Output all entries verbatim. Skip pictures.

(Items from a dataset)
┄┄┄┄┄┄┄┄┄┄
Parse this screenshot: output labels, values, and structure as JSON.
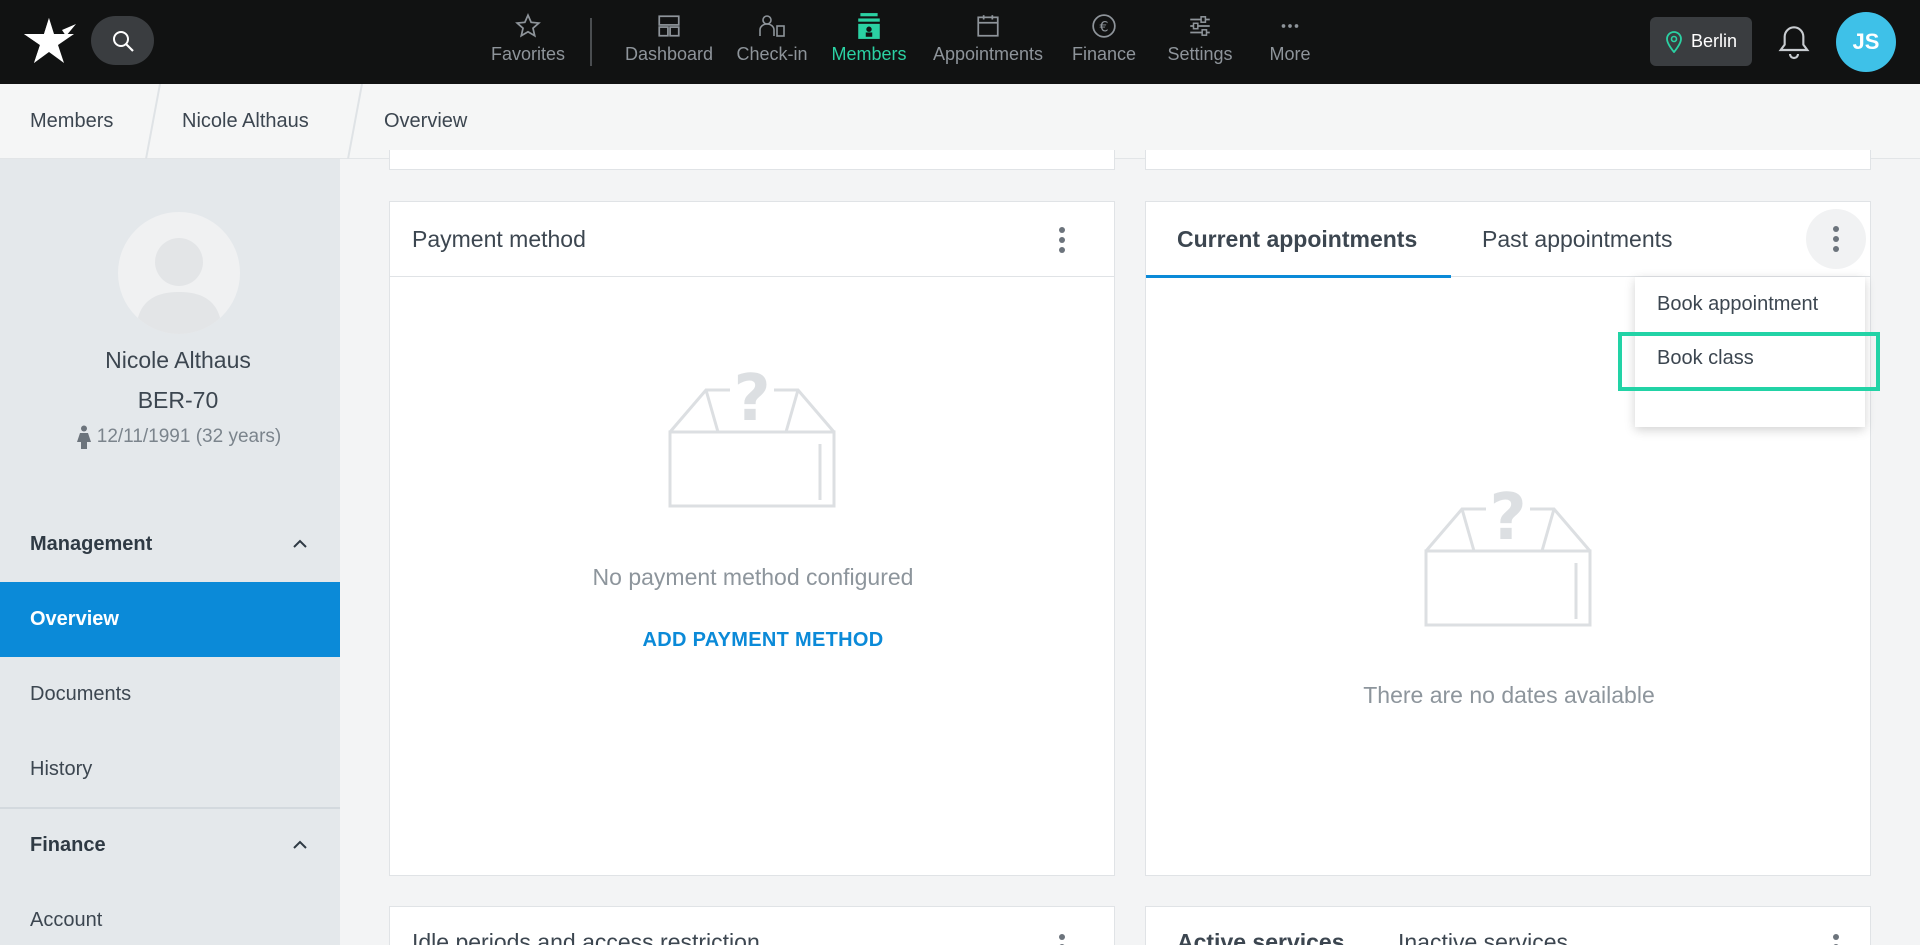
{
  "topbar": {
    "nav": [
      {
        "label": "Favorites",
        "icon": "star-icon"
      },
      {
        "label": "Dashboard",
        "icon": "dashboard-icon"
      },
      {
        "label": "Check-in",
        "icon": "check-in-icon"
      },
      {
        "label": "Members",
        "icon": "members-icon",
        "active": true
      },
      {
        "label": "Appointments",
        "icon": "calendar-icon"
      },
      {
        "label": "Finance",
        "icon": "euro-icon"
      },
      {
        "label": "Settings",
        "icon": "sliders-icon"
      },
      {
        "label": "More",
        "icon": "more-icon"
      }
    ],
    "location": "Berlin",
    "user_initials": "JS",
    "active_color": "#2bd1a3"
  },
  "breadcrumb": [
    "Members",
    "Nicole Althaus",
    "Overview"
  ],
  "profile": {
    "name": "Nicole Althaus",
    "member_id": "BER-70",
    "dob": "12/11/1991 (32 years)"
  },
  "sidebar": {
    "sections": [
      {
        "label": "Management",
        "items": [
          "Overview",
          "Documents",
          "History"
        ]
      },
      {
        "label": "Finance",
        "items": [
          "Account"
        ]
      }
    ],
    "active_item": "Overview",
    "accent": "#0b8ad8"
  },
  "payment_card": {
    "title": "Payment method",
    "empty_text": "No payment method configured",
    "action": "ADD PAYMENT METHOD"
  },
  "appointments_card": {
    "tabs": [
      "Current appointments",
      "Past appointments"
    ],
    "empty_text": "There are no dates available",
    "menu": [
      "Book appointment",
      "Book class"
    ]
  },
  "bottom_cards": {
    "left_title": "Idle periods and access restriction",
    "right_tabs": [
      "Active services",
      "Inactive services"
    ]
  }
}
┄┄┄┄┄┄┄┄┄┄
== RESULT ==
Parse this screenshot: output labels, values, and structure as JSON.
{
  "topbar": {
    "nav": [
      {
        "label": "Favorites",
        "icon": "star-icon"
      },
      {
        "label": "Dashboard",
        "icon": "dashboard-icon"
      },
      {
        "label": "Check-in",
        "icon": "check-in-icon"
      },
      {
        "label": "Members",
        "icon": "members-icon",
        "active": true
      },
      {
        "label": "Appointments",
        "icon": "calendar-icon"
      },
      {
        "label": "Finance",
        "icon": "euro-icon"
      },
      {
        "label": "Settings",
        "icon": "sliders-icon"
      },
      {
        "label": "More",
        "icon": "more-icon"
      }
    ],
    "location": "Berlin",
    "user_initials": "JS",
    "active_color": "#2bd1a3"
  },
  "breadcrumb": [
    "Members",
    "Nicole Althaus",
    "Overview"
  ],
  "profile": {
    "name": "Nicole Althaus",
    "member_id": "BER-70",
    "dob": "12/11/1991 (32 years)"
  },
  "sidebar": {
    "sections": [
      {
        "label": "Management",
        "items": [
          "Overview",
          "Documents",
          "History"
        ]
      },
      {
        "label": "Finance",
        "items": [
          "Account"
        ]
      }
    ],
    "active_item": "Overview",
    "accent": "#0b8ad8"
  },
  "payment_card": {
    "title": "Payment method",
    "empty_text": "No payment method configured",
    "action": "ADD PAYMENT METHOD"
  },
  "appointments_card": {
    "tabs": [
      "Current appointments",
      "Past appointments"
    ],
    "empty_text": "There are no dates available",
    "menu": [
      "Book appointment",
      "Book class"
    ]
  },
  "bottom_cards": {
    "left_title": "Idle periods and access restriction",
    "right_tabs": [
      "Active services",
      "Inactive services"
    ]
  }
}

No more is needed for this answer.